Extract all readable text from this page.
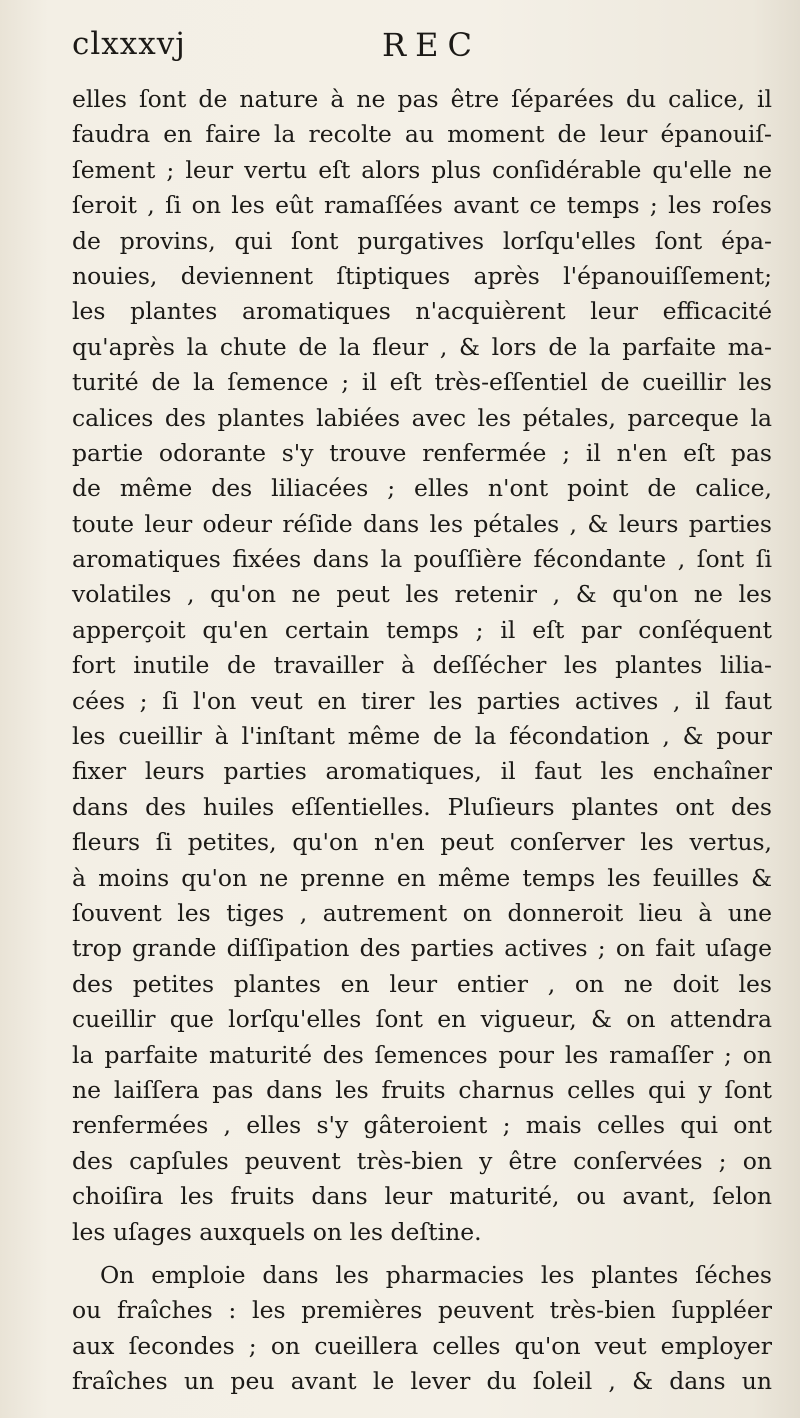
clxxxvj	REC
elles ſont de nature à ne pas être ſéparées du calice, il
faudra en faire la recolte au moment de leur épanouiſ-
ſement ; leur vertu eſt alors plus conſidérable qu'elle ne
ſeroit , ſi on les eût ramaſſées avant ce temps ; les roſes
de provins, qui ſont purgatives lorſqu'elles ſont épa-
nouies, deviennent ſtiptiques après l'épanouiſſement;
les plantes aromatiques n'acquièrent leur efficacité
qu'après la chute de la fleur , & lors de la parfaite ma-
turité de la ſemence ; il eſt très-eſſentiel de cueillir les
calices des plantes labiées avec les pétales, parceque la
partie odorante s'y trouve renfermée ; il n'en eſt pas
de même des liliacées ; elles n'ont point de calice,
toute leur odeur réſide dans les pétales , & leurs parties
aromatiques fixées dans la pouſſière fécondante , ſont ſi
volatiles , qu'on ne peut les retenir , & qu'on ne les
apperçoit qu'en certain temps ; il eſt par conſéquent
fort inutile de travailler à deſſécher les plantes lilia-
cées ; ſi l'on veut en tirer les parties actives , il faut
les cueillir à l'inſtant même de la fécondation , & pour
fixer leurs parties aromatiques, il faut les enchaîner
dans des huiles eſſentielles. Pluſieurs plantes ont des
fleurs ſi petites, qu'on n'en peut conſerver les vertus,
à moins qu'on ne prenne en même temps les feuilles &
ſouvent les tiges , autrement on donneroit lieu à une
trop grande diſſipation des parties actives ; on fait uſage
des petites plantes en leur entier , on ne doit les
cueillir que lorſqu'elles ſont en vigueur, & on attendra
la parfaite maturité des ſemences pour les ramaſſer ; on
ne laiſſera pas dans les fruits charnus celles qui y ſont
renfermées , elles s'y gâteroient ; mais celles qui ont
des capſules peuvent très-bien y être conſervées ; on
choiſira les fruits dans leur maturité, ou avant, ſelon
les uſages auxquels on les deſtine.
On emploie dans les pharmacies les plantes ſéches
ou fraîches : les premières peuvent très-bien ſuppléer
aux ſecondes ; on cueillera celles qu'on veut employer
fraîches un peu avant le lever du ſoleil , & dans un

====

**What the task requires:**
Pictures don't belong in the copy. Restate all the entries exactly.

**Finished task:**
Extract all readable text from this page.
clxxxvj	REC
elles ſont de nature à ne pas être ſéparées du calice, il
faudra en faire la recolte au moment de leur épanouiſ-
ſement ; leur vertu eſt alors plus conſidérable qu'elle ne
ſeroit , ſi on les eût ramaſſées avant ce temps ; les roſes
de provins, qui ſont purgatives lorſqu'elles ſont épa-
nouies, deviennent ſtiptiques après l'épanouiſſement;
les plantes aromatiques n'acquièrent leur efficacité
qu'après la chute de la fleur , & lors de la parfaite ma-
turité de la ſemence ; il eſt très-eſſentiel de cueillir les
calices des plantes labiées avec les pétales, parceque la
partie odorante s'y trouve renfermée ; il n'en eſt pas
de même des liliacées ; elles n'ont point de calice,
toute leur odeur réſide dans les pétales , & leurs parties
aromatiques fixées dans la pouſſière fécondante , ſont ſi
volatiles , qu'on ne peut les retenir , & qu'on ne les
apperçoit qu'en certain temps ; il eſt par conſéquent
fort inutile de travailler à deſſécher les plantes lilia-
cées ; ſi l'on veut en tirer les parties actives , il faut
les cueillir à l'inſtant même de la fécondation , & pour
fixer leurs parties aromatiques, il faut les enchaîner
dans des huiles eſſentielles. Pluſieurs plantes ont des
fleurs ſi petites, qu'on n'en peut conſerver les vertus,
à moins qu'on ne prenne en même temps les feuilles &
ſouvent les tiges , autrement on donneroit lieu à une
trop grande diſſipation des parties actives ; on fait uſage
des petites plantes en leur entier , on ne doit les
cueillir que lorſqu'elles ſont en vigueur, & on attendra
la parfaite maturité des ſemences pour les ramaſſer ; on
ne laiſſera pas dans les fruits charnus celles qui y ſont
renfermées , elles s'y gâteroient ; mais celles qui ont
des capſules peuvent très-bien y être conſervées ; on
choiſira les fruits dans leur maturité, ou avant, ſelon
les uſages auxquels on les deſtine.
On emploie dans les pharmacies les plantes ſéches
ou fraîches : les premières peuvent très-bien ſuppléer
aux ſecondes ; on cueillera celles qu'on veut employer
fraîches un peu avant le lever du ſoleil , & dans un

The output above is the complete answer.